Job: Filter the data below for the string "Oversaw" and copy each matching line.

[Data entries]
= = =

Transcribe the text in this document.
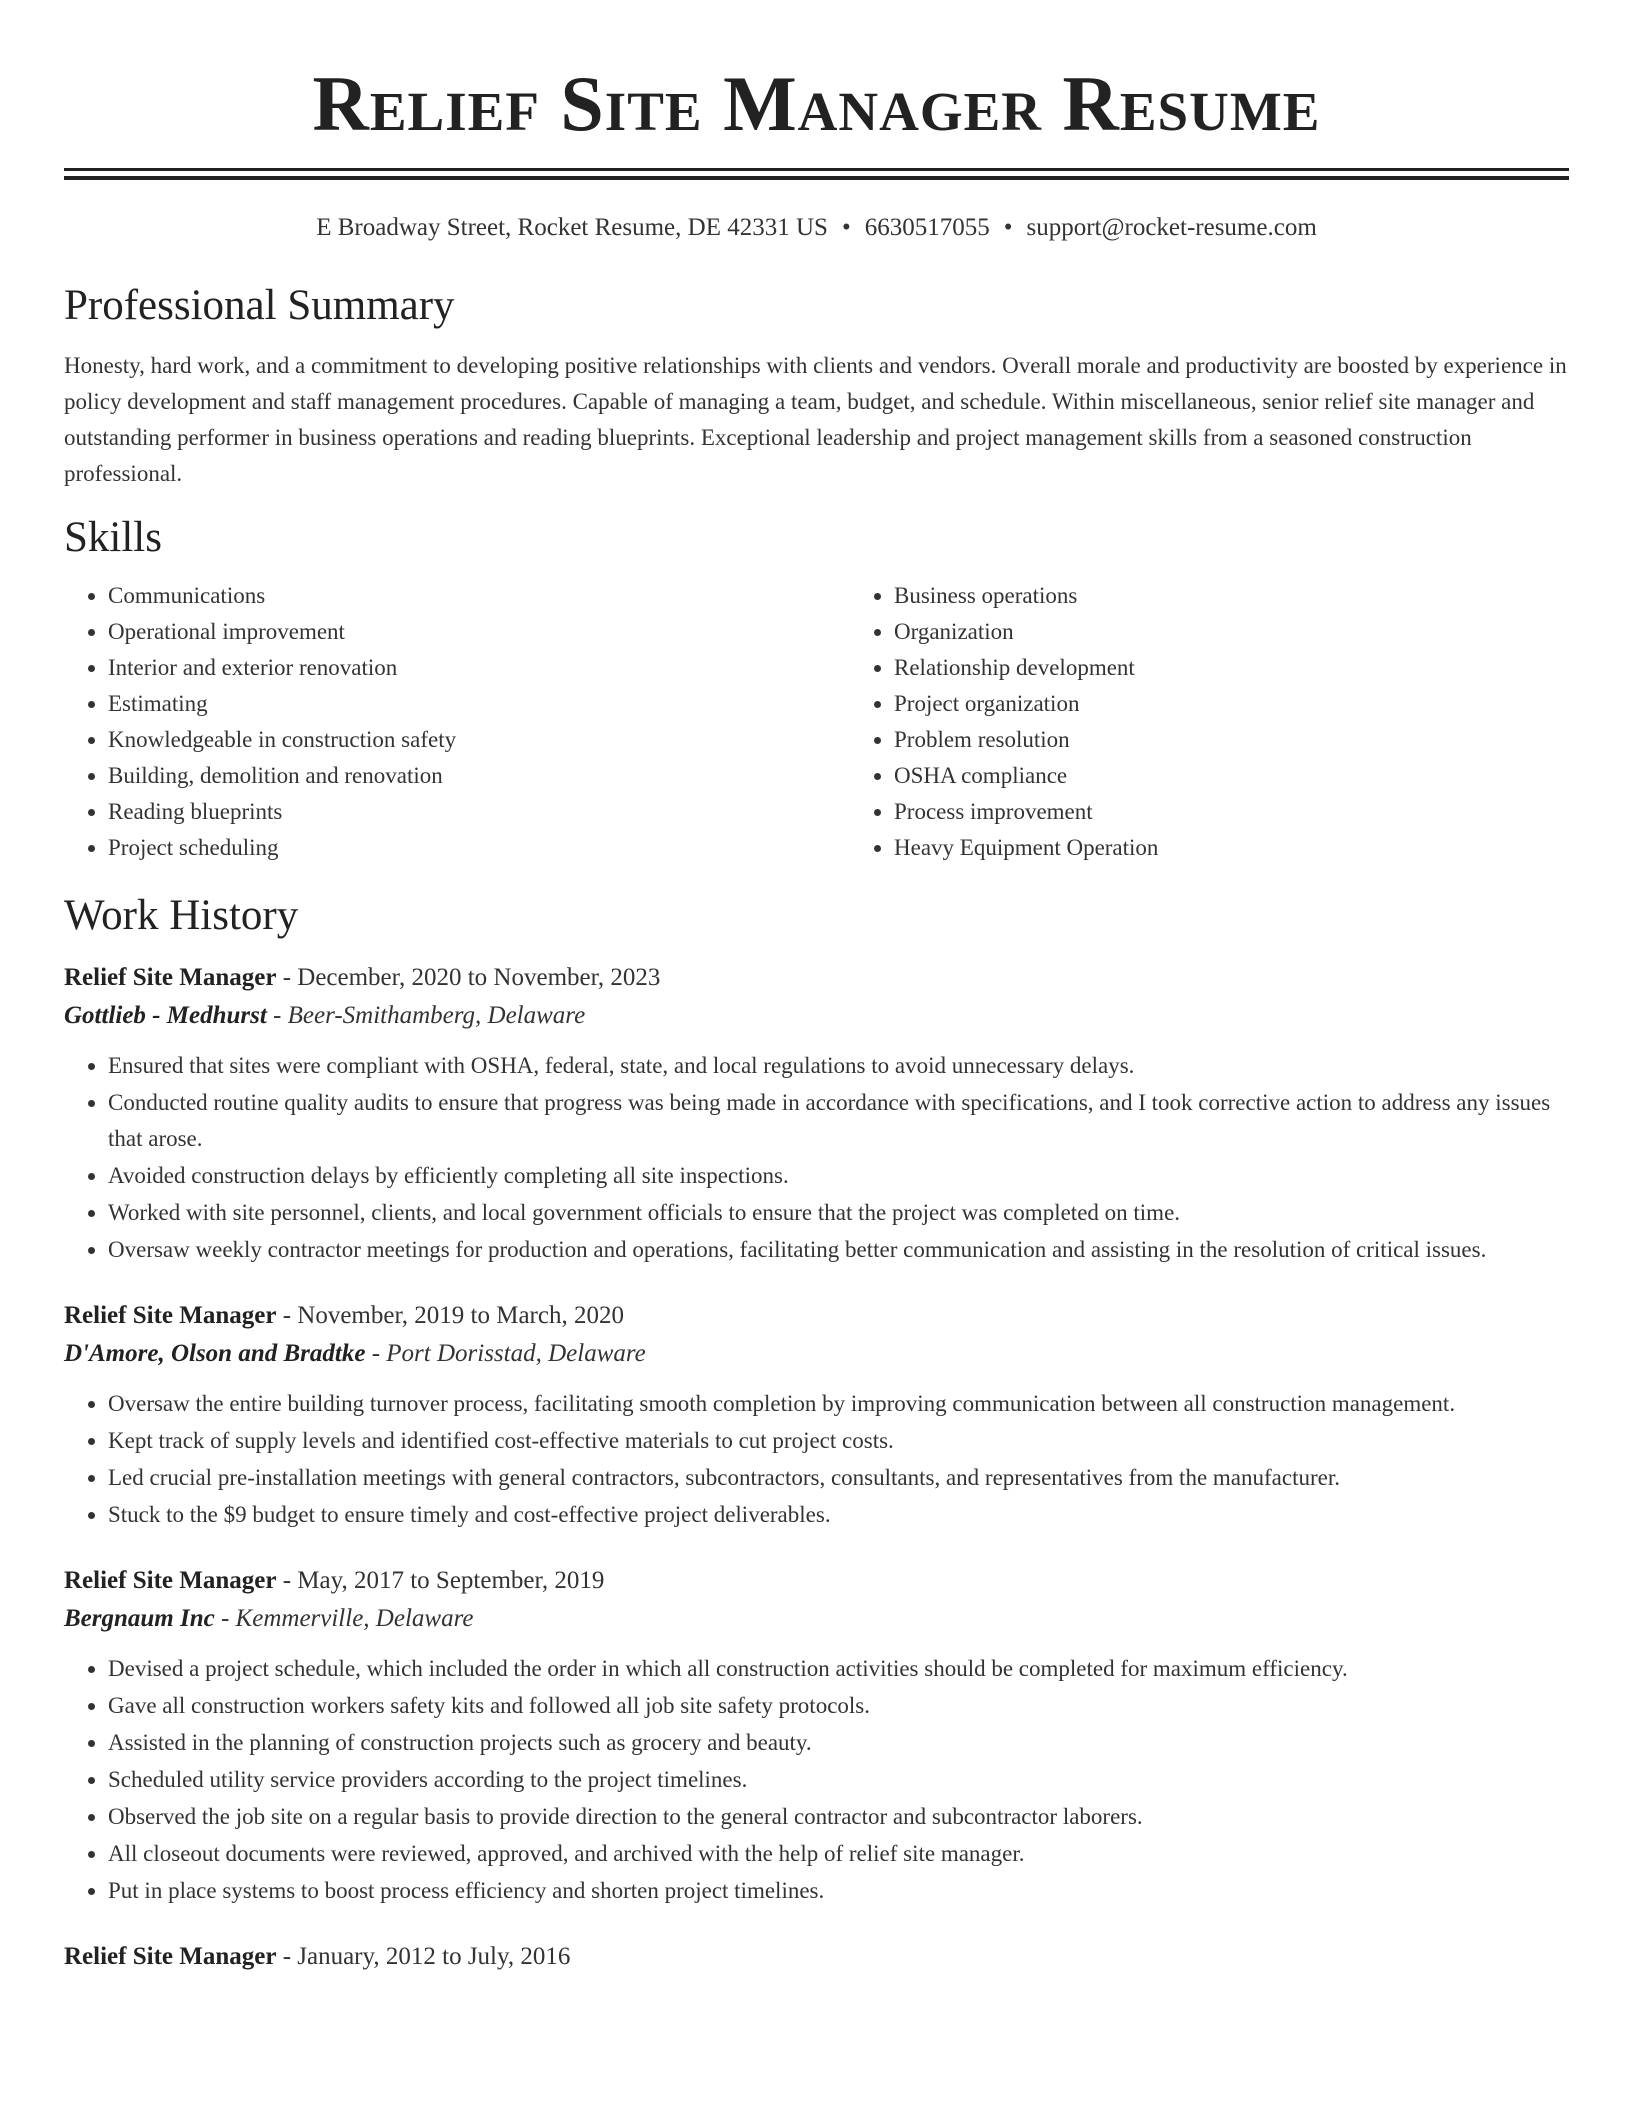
Relief Site Manager Resume
E Broadway Street, Rocket Resume, DE 42331 US • 6630517055 • support@rocket-resume.com
Professional Summary

Honesty, hard work, and a commitment to developing positive relationships with clients and vendors. Overall morale and productivity are boosted by experience in policy development and staff management procedures. Capable of managing a team, budget, and schedule. Within miscellaneous, senior relief site manager and outstanding performer in business operations and reading blueprints. Exceptional leadership and project management skills from a seasoned construction professional.

Skills
• Communications
• Operational improvement
• Interior and exterior renovation
• Estimating
• Knowledgeable in construction safety
• Building, demolition and renovation
• Reading blueprints
• Project scheduling
• Business operations
• Organization
• Relationship development
• Project organization
• Problem resolution
• OSHA compliance
• Process improvement
• Heavy Equipment Operation
Work History
Relief Site Manager - December, 2020 to November, 2023
Gottlieb - Medhurst - Beer-Smithamberg, Delaware
• Ensured that sites were compliant with OSHA, federal, state, and local regulations to avoid unnecessary delays.
• Conducted routine quality audits to ensure that progress was being made in accordance with specifications, and I took corrective action to address any issues that arose.
• Avoided construction delays by efficiently completing all site inspections.
• Worked with site personnel, clients, and local government officials to ensure that the project was completed on time.
• Oversaw weekly contractor meetings for production and operations, facilitating better communication and assisting in the resolution of critical issues.
Relief Site Manager - November, 2019 to March, 2020
D'Amore, Olson and Bradtke - Port Dorisstad, Delaware
• Oversaw the entire building turnover process, facilitating smooth completion by improving communication between all construction management.
• Kept track of supply levels and identified cost-effective materials to cut project costs.
• Led crucial pre-installation meetings with general contractors, subcontractors, consultants, and representatives from the manufacturer.
• Stuck to the $9 budget to ensure timely and cost-effective project deliverables.
Relief Site Manager - May, 2017 to September, 2019
Bergnaum Inc - Kemmerville, Delaware
• Devised a project schedule, which included the order in which all construction activities should be completed for maximum efficiency.
• Gave all construction workers safety kits and followed all job site safety protocols.
• Assisted in the planning of construction projects such as grocery and beauty.
• Scheduled utility service providers according to the project timelines.
• Observed the job site on a regular basis to provide direction to the general contractor and subcontractor laborers.
• All closeout documents were reviewed, approved, and archived with the help of relief site manager.
• Put in place systems to boost process efficiency and shorten project timelines.
Relief Site Manager - January, 2012 to July, 2016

= = =

Written response:
• Oversaw weekly contractor meetings for production and operations, facilitating better communication and assisting in the resolution of critical issues.
• Oversaw the entire building turnover process, facilitating smooth completion by improving communication between all construction management.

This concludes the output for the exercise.